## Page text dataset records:
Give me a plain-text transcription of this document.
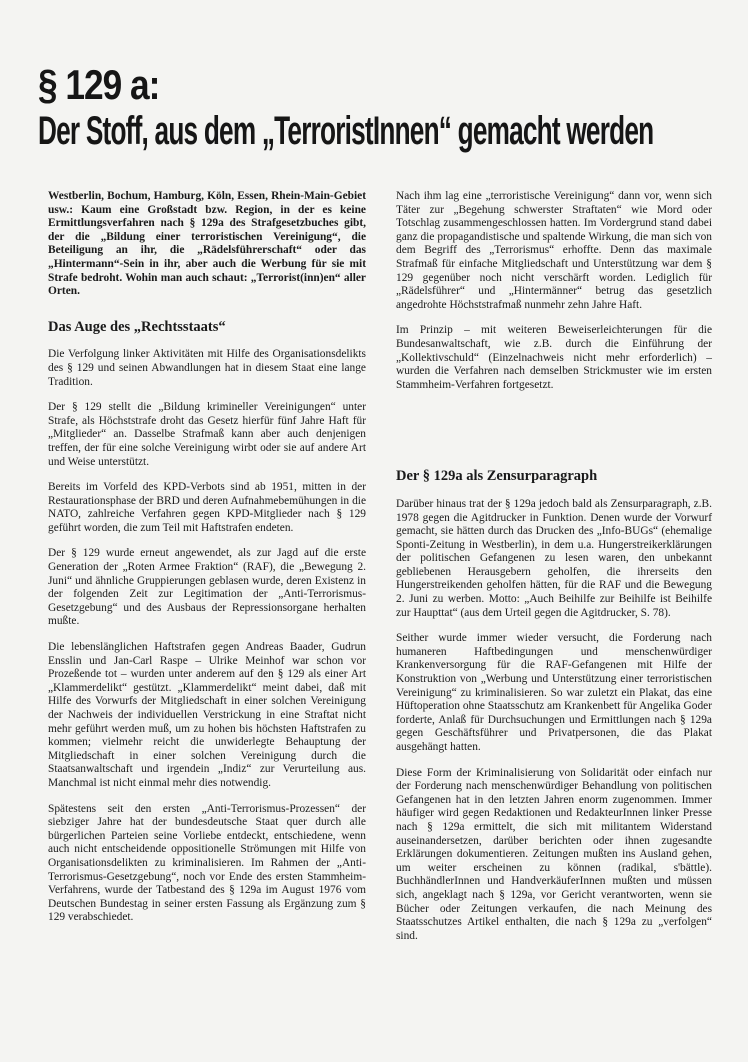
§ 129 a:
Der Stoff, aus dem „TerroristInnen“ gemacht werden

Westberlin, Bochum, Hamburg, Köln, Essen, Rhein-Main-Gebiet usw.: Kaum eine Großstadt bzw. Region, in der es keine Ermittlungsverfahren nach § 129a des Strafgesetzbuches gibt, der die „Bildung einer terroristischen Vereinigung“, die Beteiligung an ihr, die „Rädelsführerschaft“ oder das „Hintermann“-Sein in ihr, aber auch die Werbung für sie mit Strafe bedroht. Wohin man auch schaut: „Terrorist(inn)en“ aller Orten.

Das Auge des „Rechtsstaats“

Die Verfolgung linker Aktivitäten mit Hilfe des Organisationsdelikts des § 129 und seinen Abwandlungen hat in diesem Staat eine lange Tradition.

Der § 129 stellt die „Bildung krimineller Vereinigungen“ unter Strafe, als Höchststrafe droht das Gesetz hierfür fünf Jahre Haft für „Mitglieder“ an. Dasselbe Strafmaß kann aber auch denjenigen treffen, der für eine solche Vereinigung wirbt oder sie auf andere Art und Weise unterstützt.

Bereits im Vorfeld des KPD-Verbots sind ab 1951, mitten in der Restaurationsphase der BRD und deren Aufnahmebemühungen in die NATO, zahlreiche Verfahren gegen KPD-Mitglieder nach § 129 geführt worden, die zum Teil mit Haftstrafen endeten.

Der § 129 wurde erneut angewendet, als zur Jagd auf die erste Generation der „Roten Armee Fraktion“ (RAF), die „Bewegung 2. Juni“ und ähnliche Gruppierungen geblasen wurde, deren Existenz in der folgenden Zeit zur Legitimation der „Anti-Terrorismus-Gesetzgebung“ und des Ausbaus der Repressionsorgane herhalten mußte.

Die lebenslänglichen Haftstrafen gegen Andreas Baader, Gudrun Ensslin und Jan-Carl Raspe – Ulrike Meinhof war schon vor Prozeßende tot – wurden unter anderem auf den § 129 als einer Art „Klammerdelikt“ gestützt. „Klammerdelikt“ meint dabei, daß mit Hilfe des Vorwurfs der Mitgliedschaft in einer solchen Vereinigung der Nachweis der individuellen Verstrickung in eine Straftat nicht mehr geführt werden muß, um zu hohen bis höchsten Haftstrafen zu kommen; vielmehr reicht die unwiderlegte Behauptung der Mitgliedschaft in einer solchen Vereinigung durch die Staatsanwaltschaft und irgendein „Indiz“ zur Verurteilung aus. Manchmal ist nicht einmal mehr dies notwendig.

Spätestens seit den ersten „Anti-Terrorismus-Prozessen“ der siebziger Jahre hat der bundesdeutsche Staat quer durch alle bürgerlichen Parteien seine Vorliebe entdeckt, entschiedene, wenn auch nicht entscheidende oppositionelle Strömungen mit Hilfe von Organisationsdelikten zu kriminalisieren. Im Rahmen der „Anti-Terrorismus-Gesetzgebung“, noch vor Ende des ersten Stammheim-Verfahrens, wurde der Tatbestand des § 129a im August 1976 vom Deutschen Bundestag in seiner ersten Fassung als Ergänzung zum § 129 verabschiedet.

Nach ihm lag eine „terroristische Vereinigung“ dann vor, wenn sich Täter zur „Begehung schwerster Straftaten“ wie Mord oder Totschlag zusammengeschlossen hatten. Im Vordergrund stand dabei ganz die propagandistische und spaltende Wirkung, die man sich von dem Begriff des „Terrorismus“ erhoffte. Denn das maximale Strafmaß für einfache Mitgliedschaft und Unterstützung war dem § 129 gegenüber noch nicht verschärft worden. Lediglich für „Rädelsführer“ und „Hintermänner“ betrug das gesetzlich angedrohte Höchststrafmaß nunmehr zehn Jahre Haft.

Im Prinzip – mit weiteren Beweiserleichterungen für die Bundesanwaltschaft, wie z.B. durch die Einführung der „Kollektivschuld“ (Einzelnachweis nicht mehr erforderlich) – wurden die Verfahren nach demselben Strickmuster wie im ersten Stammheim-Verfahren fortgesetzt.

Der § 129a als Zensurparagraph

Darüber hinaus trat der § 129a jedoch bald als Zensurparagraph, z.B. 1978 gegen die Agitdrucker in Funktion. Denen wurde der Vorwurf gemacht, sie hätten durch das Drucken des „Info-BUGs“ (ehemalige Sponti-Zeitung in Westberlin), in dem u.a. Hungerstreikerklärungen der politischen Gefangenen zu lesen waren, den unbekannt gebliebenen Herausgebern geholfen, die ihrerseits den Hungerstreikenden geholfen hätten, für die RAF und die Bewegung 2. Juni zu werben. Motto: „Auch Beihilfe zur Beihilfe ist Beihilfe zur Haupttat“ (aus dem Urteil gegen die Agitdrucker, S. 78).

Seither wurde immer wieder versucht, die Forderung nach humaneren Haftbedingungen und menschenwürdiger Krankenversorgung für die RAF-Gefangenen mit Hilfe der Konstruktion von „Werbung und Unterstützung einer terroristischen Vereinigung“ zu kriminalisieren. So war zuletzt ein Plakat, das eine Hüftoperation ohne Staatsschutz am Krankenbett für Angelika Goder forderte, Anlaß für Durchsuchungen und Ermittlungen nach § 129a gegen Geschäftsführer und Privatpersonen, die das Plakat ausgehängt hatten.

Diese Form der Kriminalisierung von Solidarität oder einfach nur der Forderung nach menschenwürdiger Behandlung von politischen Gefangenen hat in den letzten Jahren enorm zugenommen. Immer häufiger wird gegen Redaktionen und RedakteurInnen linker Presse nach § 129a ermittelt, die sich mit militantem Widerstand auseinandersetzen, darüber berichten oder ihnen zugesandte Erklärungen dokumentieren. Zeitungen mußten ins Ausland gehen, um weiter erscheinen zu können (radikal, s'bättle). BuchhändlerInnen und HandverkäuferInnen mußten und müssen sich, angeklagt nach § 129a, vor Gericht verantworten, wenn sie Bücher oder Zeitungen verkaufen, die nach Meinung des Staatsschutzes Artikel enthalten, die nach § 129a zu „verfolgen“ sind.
---
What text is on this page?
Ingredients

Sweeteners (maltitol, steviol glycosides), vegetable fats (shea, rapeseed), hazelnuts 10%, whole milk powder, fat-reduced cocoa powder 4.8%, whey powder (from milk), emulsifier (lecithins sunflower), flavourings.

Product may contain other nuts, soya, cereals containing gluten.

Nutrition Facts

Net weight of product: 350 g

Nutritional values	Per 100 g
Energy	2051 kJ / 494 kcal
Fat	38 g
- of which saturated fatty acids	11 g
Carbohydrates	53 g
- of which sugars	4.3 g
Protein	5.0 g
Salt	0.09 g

## WHAT YOU SHOULD DO:
Within the records, how many lines carry the word "Terrorismus"? Reply with the figure alone.

## RESPONSE AREA:
3